__Exercise description__
Write out the full listing again, exactly as it stands.

__Entries shown__

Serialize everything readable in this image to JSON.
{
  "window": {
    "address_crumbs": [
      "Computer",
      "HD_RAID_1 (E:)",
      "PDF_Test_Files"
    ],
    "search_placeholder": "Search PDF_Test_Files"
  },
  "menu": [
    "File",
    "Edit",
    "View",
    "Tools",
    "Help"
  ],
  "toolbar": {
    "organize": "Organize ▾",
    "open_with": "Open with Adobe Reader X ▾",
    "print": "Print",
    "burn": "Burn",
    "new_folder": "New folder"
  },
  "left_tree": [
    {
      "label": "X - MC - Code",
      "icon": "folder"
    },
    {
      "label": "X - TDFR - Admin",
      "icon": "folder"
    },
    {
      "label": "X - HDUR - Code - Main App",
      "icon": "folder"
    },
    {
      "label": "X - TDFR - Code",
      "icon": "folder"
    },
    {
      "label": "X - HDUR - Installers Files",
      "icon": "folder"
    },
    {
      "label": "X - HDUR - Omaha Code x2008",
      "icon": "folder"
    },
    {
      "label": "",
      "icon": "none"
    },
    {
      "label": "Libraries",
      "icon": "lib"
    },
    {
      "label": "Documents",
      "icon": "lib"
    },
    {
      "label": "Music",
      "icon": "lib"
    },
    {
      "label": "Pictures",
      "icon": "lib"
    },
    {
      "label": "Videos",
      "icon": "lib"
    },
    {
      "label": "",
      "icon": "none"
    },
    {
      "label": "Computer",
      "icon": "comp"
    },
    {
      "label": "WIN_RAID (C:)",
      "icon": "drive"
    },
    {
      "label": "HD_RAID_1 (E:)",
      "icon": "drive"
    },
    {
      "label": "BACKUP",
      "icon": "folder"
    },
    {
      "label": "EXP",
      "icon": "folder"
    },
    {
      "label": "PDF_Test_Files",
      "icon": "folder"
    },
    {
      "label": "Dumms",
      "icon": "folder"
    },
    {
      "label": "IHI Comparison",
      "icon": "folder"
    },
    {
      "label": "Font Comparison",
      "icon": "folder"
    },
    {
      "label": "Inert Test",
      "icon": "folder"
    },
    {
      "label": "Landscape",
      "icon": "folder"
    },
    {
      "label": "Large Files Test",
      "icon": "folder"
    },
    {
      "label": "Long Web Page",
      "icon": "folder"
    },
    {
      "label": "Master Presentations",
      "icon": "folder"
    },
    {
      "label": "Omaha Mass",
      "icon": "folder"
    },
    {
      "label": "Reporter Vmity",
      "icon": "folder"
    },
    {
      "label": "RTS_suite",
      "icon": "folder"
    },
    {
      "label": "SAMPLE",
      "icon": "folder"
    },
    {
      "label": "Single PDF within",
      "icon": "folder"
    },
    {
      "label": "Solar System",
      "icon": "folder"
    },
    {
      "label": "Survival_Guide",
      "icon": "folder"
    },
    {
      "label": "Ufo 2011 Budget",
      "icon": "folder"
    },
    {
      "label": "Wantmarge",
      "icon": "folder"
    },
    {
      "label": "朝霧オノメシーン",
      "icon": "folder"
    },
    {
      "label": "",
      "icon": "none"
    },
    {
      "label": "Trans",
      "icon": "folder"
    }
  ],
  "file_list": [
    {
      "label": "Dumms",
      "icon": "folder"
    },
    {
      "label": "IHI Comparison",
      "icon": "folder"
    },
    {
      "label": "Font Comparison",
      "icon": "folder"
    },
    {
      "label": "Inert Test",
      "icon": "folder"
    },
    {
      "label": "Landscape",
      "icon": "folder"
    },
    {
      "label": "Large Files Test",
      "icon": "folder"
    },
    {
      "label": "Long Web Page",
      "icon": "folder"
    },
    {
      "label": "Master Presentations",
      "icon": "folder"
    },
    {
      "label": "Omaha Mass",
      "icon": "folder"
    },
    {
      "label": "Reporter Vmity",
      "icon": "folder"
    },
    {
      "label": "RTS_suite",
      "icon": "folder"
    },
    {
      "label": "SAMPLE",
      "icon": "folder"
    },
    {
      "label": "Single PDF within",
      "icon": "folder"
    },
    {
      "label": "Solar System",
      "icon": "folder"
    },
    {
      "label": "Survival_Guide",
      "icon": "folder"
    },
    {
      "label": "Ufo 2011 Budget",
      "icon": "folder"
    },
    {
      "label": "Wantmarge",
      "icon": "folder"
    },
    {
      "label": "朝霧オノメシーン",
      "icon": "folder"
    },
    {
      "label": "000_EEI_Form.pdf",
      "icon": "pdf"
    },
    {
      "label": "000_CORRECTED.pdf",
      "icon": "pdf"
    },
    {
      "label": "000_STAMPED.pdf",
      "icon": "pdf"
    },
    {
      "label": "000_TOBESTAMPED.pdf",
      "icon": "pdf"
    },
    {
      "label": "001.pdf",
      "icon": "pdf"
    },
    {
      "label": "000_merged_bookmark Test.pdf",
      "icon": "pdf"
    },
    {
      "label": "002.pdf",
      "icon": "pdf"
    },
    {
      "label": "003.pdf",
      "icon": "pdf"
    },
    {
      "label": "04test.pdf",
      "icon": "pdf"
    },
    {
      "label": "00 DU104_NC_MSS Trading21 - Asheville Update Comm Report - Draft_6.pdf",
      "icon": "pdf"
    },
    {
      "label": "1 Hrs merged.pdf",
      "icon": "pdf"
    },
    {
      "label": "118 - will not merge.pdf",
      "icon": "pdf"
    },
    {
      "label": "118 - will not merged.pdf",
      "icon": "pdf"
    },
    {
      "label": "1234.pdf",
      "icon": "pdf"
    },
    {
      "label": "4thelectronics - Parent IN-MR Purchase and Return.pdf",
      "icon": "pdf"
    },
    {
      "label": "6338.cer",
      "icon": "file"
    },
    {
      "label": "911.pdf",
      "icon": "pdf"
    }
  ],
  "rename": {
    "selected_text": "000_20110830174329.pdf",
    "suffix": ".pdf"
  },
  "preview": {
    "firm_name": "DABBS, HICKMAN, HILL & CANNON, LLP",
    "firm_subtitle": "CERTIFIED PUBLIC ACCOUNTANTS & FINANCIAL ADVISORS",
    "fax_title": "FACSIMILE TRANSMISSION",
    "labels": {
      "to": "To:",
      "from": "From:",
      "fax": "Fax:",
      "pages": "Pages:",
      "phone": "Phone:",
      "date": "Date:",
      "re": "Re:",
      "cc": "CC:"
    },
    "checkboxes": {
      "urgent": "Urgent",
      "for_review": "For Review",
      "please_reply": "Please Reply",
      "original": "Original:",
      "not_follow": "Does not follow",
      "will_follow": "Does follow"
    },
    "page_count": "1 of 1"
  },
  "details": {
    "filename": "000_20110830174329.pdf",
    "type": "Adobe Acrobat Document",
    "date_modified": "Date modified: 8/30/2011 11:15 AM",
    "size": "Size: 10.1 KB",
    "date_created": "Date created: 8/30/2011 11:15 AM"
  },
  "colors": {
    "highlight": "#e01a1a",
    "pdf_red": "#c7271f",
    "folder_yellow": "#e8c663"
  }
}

__Solution for this task__
Serialize everything readable in this image to JSON.
{
  "window": {
    "address_crumbs": [
      "Computer",
      "HD_RAID_1 (E:)",
      "PDF_Test_Files"
    ],
    "search_placeholder": "Search PDF_Test_Files"
  },
  "menu": [
    "File",
    "Edit",
    "View",
    "Tools",
    "Help"
  ],
  "toolbar": {
    "organize": "Organize ▾",
    "open_with": "Open with Adobe Reader X ▾",
    "print": "Print",
    "burn": "Burn",
    "new_folder": "New folder"
  },
  "left_tree": [
    {
      "label": "X - MC - Code",
      "icon": "folder"
    },
    {
      "label": "X - TDFR - Admin",
      "icon": "folder"
    },
    {
      "label": "X - HDUR - Code - Main App",
      "icon": "folder"
    },
    {
      "label": "X - TDFR - Code",
      "icon": "folder"
    },
    {
      "label": "X - HDUR - Installers Files",
      "icon": "folder"
    },
    {
      "label": "X - HDUR - Omaha Code x2008",
      "icon": "folder"
    },
    {
      "label": "",
      "icon": "none"
    },
    {
      "label": "Libraries",
      "icon": "lib"
    },
    {
      "label": "Documents",
      "icon": "lib"
    },
    {
      "label": "Music",
      "icon": "lib"
    },
    {
      "label": "Pictures",
      "icon": "lib"
    },
    {
      "label": "Videos",
      "icon": "lib"
    },
    {
      "label": "",
      "icon": "none"
    },
    {
      "label": "Computer",
      "icon": "comp"
    },
    {
      "label": "WIN_RAID (C:)",
      "icon": "drive"
    },
    {
      "label": "HD_RAID_1 (E:)",
      "icon": "drive"
    },
    {
      "label": "BACKUP",
      "icon": "folder"
    },
    {
      "label": "EXP",
      "icon": "folder"
    },
    {
      "label": "PDF_Test_Files",
      "icon": "folder"
    },
    {
      "label": "Dumms",
      "icon": "folder"
    },
    {
      "label": "IHI Comparison",
      "icon": "folder"
    },
    {
      "label": "Font Comparison",
      "icon": "folder"
    },
    {
      "label": "Inert Test",
      "icon": "folder"
    },
    {
      "label": "Landscape",
      "icon": "folder"
    },
    {
      "label": "Large Files Test",
      "icon": "folder"
    },
    {
      "label": "Long Web Page",
      "icon": "folder"
    },
    {
      "label": "Master Presentations",
      "icon": "folder"
    },
    {
      "label": "Omaha Mass",
      "icon": "folder"
    },
    {
      "label": "Reporter Vmity",
      "icon": "folder"
    },
    {
      "label": "RTS_suite",
      "icon": "folder"
    },
    {
      "label": "SAMPLE",
      "icon": "folder"
    },
    {
      "label": "Single PDF within",
      "icon": "folder"
    },
    {
      "label": "Solar System",
      "icon": "folder"
    },
    {
      "label": "Survival_Guide",
      "icon": "folder"
    },
    {
      "label": "Ufo 2011 Budget",
      "icon": "folder"
    },
    {
      "label": "Wantmarge",
      "icon": "folder"
    },
    {
      "label": "朝霧オノメシーン",
      "icon": "folder"
    },
    {
      "label": "",
      "icon": "none"
    },
    {
      "label": "Trans",
      "icon": "folder"
    }
  ],
  "file_list": [
    {
      "label": "Dumms",
      "icon": "folder"
    },
    {
      "label": "IHI Comparison",
      "icon": "folder"
    },
    {
      "label": "Font Comparison",
      "icon": "folder"
    },
    {
      "label": "Inert Test",
      "icon": "folder"
    },
    {
      "label": "Landscape",
      "icon": "folder"
    },
    {
      "label": "Large Files Test",
      "icon": "folder"
    },
    {
      "label": "Long Web Page",
      "icon": "folder"
    },
    {
      "label": "Master Presentations",
      "icon": "folder"
    },
    {
      "label": "Omaha Mass",
      "icon": "folder"
    },
    {
      "label": "Reporter Vmity",
      "icon": "folder"
    },
    {
      "label": "RTS_suite",
      "icon": "folder"
    },
    {
      "label": "SAMPLE",
      "icon": "folder"
    },
    {
      "label": "Single PDF within",
      "icon": "folder"
    },
    {
      "label": "Solar System",
      "icon": "folder"
    },
    {
      "label": "Survival_Guide",
      "icon": "folder"
    },
    {
      "label": "Ufo 2011 Budget",
      "icon": "folder"
    },
    {
      "label": "Wantmarge",
      "icon": "folder"
    },
    {
      "label": "朝霧オノメシーン",
      "icon": "folder"
    },
    {
      "label": "000_EEI_Form.pdf",
      "icon": "pdf"
    },
    {
      "label": "000_CORRECTED.pdf",
      "icon": "pdf"
    },
    {
      "label": "000_STAMPED.pdf",
      "icon": "pdf"
    },
    {
      "label": "000_TOBESTAMPED.pdf",
      "icon": "pdf"
    },
    {
      "label": "001.pdf",
      "icon": "pdf"
    },
    {
      "label": "000_merged_bookmark Test.pdf",
      "icon": "pdf"
    },
    {
      "label": "002.pdf",
      "icon": "pdf"
    },
    {
      "label": "003.pdf",
      "icon": "pdf"
    },
    {
      "label": "04test.pdf",
      "icon": "pdf"
    },
    {
      "label": "00 DU104_NC_MSS Trading21 - Asheville Update Comm Report - Draft_6.pdf",
      "icon": "pdf"
    },
    {
      "label": "1 Hrs merged.pdf",
      "icon": "pdf"
    },
    {
      "label": "118 - will not merge.pdf",
      "icon": "pdf"
    },
    {
      "label": "118 - will not merged.pdf",
      "icon": "pdf"
    },
    {
      "label": "1234.pdf",
      "icon": "pdf"
    },
    {
      "label": "4thelectronics - Parent IN-MR Purchase and Return.pdf",
      "icon": "pdf"
    },
    {
      "label": "6338.cer",
      "icon": "file"
    },
    {
      "label": "911.pdf",
      "icon": "pdf"
    }
  ],
  "rename": {
    "selected_text": "000_20110830174329.pdf",
    "suffix": ".pdf"
  },
  "preview": {
    "firm_name": "DABBS, HICKMAN, HILL & CANNON, LLP",
    "firm_subtitle": "CERTIFIED PUBLIC ACCOUNTANTS & FINANCIAL ADVISORS",
    "fax_title": "FACSIMILE TRANSMISSION",
    "labels": {
      "to": "To:",
      "from": "From:",
      "fax": "Fax:",
      "pages": "Pages:",
      "phone": "Phone:",
      "date": "Date:",
      "re": "Re:",
      "cc": "CC:"
    },
    "checkboxes": {
      "urgent": "Urgent",
      "for_review": "For Review",
      "please_reply": "Please Reply",
      "original": "Original:",
      "not_follow": "Does not follow",
      "will_follow": "Does follow"
    },
    "page_count": "1 of 1"
  },
  "details": {
    "filename": "000_20110830174329.pdf",
    "type": "Adobe Acrobat Document",
    "date_modified": "Date modified: 8/30/2011 11:15 AM",
    "size": "Size: 10.1 KB",
    "date_created": "Date created: 8/30/2011 11:15 AM"
  },
  "colors": {
    "highlight": "#e01a1a",
    "pdf_red": "#c7271f",
    "folder_yellow": "#e8c663"
  }
}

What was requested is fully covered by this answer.